** STATED GOAL **
Repeat the material exactly, leaving nothing out.

>>

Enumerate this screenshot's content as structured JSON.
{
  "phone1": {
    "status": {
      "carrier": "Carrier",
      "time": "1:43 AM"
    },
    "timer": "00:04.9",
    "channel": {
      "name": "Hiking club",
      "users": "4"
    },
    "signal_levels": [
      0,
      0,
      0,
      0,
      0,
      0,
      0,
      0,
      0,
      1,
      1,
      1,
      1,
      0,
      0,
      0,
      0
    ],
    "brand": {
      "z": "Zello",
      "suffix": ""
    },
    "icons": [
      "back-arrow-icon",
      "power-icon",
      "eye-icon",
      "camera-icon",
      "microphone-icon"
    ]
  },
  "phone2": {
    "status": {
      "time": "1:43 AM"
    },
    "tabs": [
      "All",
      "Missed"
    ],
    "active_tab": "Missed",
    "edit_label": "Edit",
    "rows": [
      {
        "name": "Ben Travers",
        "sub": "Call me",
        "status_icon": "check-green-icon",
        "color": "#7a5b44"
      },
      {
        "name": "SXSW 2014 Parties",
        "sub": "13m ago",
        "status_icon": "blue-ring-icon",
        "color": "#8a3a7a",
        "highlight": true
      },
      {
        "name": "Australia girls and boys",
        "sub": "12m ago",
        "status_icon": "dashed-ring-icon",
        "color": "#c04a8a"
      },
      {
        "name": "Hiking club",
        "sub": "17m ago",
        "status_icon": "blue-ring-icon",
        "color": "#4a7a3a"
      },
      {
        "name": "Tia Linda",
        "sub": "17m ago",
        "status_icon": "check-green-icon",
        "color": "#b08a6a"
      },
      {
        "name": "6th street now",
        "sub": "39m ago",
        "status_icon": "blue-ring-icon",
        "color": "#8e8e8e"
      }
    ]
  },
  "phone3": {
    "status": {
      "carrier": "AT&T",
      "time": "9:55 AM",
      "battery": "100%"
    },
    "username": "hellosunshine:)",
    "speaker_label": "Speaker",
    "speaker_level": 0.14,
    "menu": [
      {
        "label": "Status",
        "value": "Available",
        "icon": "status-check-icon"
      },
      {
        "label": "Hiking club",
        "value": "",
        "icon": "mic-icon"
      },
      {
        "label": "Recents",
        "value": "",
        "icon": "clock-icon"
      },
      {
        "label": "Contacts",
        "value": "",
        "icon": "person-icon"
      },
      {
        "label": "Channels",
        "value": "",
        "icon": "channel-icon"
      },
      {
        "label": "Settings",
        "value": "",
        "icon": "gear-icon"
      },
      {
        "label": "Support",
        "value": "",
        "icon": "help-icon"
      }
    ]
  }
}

<<

** EXPECTED OUTPUT **
Enumerate this screenshot's content as structured JSON.
{
  "phone1": {
    "status": {
      "carrier": "Carrier",
      "time": "1:43 AM"
    },
    "timer": "00:04.9",
    "channel": {
      "name": "Hiking club",
      "users": "4"
    },
    "signal_levels": [
      0,
      0,
      0,
      0,
      0,
      0,
      0,
      0,
      0,
      1,
      1,
      1,
      1,
      0,
      0,
      0,
      0
    ],
    "brand": {
      "z": "Zello",
      "suffix": ""
    },
    "icons": [
      "back-arrow-icon",
      "power-icon",
      "eye-icon",
      "camera-icon",
      "microphone-icon"
    ]
  },
  "phone2": {
    "status": {
      "time": "1:43 AM"
    },
    "tabs": [
      "All",
      "Missed"
    ],
    "active_tab": "Missed",
    "edit_label": "Edit",
    "rows": [
      {
        "name": "Ben Travers",
        "sub": "Call me",
        "status_icon": "check-green-icon",
        "color": "#7a5b44"
      },
      {
        "name": "SXSW 2014 Parties",
        "sub": "13m ago",
        "status_icon": "blue-ring-icon",
        "color": "#8a3a7a",
        "highlight": true
      },
      {
        "name": "Australia girls and boys",
        "sub": "12m ago",
        "status_icon": "dashed-ring-icon",
        "color": "#c04a8a"
      },
      {
        "name": "Hiking club",
        "sub": "17m ago",
        "status_icon": "blue-ring-icon",
        "color": "#4a7a3a"
      },
      {
        "name": "Tia Linda",
        "sub": "17m ago",
        "status_icon": "check-green-icon",
        "color": "#b08a6a"
      },
      {
        "name": "6th street now",
        "sub": "39m ago",
        "status_icon": "blue-ring-icon",
        "color": "#8e8e8e"
      }
    ]
  },
  "phone3": {
    "status": {
      "carrier": "AT&T",
      "time": "9:55 AM",
      "battery": "100%"
    },
    "username": "hellosunshine:)",
    "speaker_label": "Speaker",
    "speaker_level": 0.14,
    "menu": [
      {
        "label": "Status",
        "value": "Available",
        "icon": "status-check-icon"
      },
      {
        "label": "Hiking club",
        "value": "",
        "icon": "mic-icon"
      },
      {
        "label": "Recents",
        "value": "",
        "icon": "clock-icon"
      },
      {
        "label": "Contacts",
        "value": "",
        "icon": "person-icon"
      },
      {
        "label": "Channels",
        "value": "",
        "icon": "channel-icon"
      },
      {
        "label": "Settings",
        "value": "",
        "icon": "gear-icon"
      },
      {
        "label": "Support",
        "value": "",
        "icon": "help-icon"
      }
    ]
  }
}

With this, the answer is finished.